■ Instructions for the task:
Consider the data that follows and state how many lines contain the string "JSON", using the number alone.

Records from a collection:
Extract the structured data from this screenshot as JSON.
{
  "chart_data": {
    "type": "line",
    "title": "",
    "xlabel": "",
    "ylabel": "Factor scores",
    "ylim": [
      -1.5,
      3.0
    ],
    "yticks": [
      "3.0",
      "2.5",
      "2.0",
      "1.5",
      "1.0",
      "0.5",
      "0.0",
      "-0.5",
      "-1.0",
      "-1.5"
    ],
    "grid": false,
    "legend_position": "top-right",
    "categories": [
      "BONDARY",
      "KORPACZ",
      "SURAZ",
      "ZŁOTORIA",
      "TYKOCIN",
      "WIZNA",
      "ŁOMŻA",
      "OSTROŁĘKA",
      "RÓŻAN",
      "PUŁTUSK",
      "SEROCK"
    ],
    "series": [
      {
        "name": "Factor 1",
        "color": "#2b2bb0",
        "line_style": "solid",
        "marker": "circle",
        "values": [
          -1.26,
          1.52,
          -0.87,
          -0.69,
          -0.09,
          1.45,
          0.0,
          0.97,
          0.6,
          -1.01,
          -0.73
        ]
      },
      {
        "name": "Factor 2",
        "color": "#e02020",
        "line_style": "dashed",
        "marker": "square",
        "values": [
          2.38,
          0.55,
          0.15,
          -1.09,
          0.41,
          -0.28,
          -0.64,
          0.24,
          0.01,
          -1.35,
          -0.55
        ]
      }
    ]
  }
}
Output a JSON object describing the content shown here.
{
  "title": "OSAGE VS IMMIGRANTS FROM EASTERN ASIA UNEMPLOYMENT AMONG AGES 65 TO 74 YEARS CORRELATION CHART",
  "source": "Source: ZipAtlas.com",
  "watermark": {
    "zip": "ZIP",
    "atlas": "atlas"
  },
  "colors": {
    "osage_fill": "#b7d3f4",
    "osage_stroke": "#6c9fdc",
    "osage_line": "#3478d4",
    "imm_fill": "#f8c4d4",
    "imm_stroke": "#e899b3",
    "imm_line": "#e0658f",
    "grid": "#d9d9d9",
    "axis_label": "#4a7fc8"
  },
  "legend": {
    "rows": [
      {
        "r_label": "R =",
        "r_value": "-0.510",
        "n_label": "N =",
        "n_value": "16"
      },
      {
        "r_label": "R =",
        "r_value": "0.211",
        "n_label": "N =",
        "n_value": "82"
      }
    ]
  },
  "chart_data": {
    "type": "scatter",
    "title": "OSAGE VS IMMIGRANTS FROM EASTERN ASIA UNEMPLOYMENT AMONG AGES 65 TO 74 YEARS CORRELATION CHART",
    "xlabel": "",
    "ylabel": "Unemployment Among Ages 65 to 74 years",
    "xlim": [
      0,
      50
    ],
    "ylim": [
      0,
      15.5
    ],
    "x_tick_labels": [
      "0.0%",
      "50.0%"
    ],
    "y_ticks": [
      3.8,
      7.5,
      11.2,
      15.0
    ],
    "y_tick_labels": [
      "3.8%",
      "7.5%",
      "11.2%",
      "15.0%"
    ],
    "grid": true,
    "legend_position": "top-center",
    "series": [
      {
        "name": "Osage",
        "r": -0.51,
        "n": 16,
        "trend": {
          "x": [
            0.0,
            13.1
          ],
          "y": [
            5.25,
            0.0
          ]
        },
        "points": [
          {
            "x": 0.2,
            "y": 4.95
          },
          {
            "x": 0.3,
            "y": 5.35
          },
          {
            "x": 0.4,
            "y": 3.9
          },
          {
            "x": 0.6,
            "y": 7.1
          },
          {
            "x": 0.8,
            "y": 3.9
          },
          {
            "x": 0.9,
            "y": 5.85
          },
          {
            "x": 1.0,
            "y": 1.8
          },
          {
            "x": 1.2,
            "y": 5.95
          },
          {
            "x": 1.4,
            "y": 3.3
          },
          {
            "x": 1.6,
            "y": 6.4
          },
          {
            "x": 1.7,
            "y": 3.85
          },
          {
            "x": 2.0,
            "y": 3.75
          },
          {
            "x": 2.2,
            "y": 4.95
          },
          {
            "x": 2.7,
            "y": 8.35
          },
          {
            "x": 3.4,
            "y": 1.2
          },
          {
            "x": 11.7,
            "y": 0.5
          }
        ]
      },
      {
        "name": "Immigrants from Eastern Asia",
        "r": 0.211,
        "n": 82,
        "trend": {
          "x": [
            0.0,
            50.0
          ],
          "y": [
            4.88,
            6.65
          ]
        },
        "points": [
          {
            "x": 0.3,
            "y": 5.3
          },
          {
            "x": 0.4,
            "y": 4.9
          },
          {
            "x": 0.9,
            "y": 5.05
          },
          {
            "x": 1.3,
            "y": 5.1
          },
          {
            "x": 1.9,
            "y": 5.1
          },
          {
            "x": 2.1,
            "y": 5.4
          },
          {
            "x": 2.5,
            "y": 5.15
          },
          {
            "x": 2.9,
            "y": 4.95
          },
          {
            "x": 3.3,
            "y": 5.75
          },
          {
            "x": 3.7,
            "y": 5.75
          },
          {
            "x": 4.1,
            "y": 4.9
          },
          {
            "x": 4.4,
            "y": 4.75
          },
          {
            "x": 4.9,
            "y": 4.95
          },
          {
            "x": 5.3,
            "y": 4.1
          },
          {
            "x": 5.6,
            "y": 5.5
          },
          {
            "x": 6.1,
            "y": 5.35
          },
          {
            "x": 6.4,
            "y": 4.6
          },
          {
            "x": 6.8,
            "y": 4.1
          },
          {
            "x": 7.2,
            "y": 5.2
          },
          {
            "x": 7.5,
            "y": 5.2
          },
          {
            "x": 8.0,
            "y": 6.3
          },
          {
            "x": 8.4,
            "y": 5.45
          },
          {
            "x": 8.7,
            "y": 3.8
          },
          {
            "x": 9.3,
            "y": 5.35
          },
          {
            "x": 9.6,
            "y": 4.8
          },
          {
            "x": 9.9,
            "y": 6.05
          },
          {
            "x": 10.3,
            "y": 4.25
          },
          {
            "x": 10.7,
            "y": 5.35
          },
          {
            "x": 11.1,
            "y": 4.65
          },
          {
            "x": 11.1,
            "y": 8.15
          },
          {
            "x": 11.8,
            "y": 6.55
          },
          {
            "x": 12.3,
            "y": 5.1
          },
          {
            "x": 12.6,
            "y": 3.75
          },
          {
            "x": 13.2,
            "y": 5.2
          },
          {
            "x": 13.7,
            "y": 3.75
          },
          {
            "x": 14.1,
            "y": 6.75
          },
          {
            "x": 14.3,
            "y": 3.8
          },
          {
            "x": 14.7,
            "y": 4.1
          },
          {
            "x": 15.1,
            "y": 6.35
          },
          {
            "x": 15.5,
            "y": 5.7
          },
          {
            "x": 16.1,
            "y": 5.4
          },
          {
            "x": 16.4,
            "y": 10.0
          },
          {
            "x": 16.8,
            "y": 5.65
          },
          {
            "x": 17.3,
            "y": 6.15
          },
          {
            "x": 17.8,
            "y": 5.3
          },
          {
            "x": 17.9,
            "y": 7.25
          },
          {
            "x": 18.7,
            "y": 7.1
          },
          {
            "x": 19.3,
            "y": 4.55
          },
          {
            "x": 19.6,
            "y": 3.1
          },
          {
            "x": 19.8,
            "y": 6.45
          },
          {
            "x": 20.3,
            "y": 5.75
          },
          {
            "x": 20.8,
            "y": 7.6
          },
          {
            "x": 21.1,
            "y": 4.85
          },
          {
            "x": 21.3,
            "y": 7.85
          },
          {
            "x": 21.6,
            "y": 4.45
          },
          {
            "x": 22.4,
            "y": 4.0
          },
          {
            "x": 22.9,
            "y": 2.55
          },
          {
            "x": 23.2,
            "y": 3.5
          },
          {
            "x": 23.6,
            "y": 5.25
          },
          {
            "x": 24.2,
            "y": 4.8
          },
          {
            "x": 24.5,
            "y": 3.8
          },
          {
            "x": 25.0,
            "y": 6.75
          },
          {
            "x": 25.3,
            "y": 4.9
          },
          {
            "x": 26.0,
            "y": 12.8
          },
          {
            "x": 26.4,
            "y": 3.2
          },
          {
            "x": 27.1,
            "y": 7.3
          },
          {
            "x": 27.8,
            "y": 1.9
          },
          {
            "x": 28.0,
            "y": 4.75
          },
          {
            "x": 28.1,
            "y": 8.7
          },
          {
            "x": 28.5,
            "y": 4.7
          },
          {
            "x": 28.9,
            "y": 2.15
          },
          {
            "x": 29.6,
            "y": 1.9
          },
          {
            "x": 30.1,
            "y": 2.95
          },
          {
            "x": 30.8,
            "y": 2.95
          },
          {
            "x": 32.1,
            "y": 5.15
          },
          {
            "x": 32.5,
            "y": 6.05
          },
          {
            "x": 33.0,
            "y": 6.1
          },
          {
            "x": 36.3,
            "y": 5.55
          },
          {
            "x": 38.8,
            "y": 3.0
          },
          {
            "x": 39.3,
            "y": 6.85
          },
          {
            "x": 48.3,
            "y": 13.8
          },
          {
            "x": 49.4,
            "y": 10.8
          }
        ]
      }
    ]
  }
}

■ The solution:
2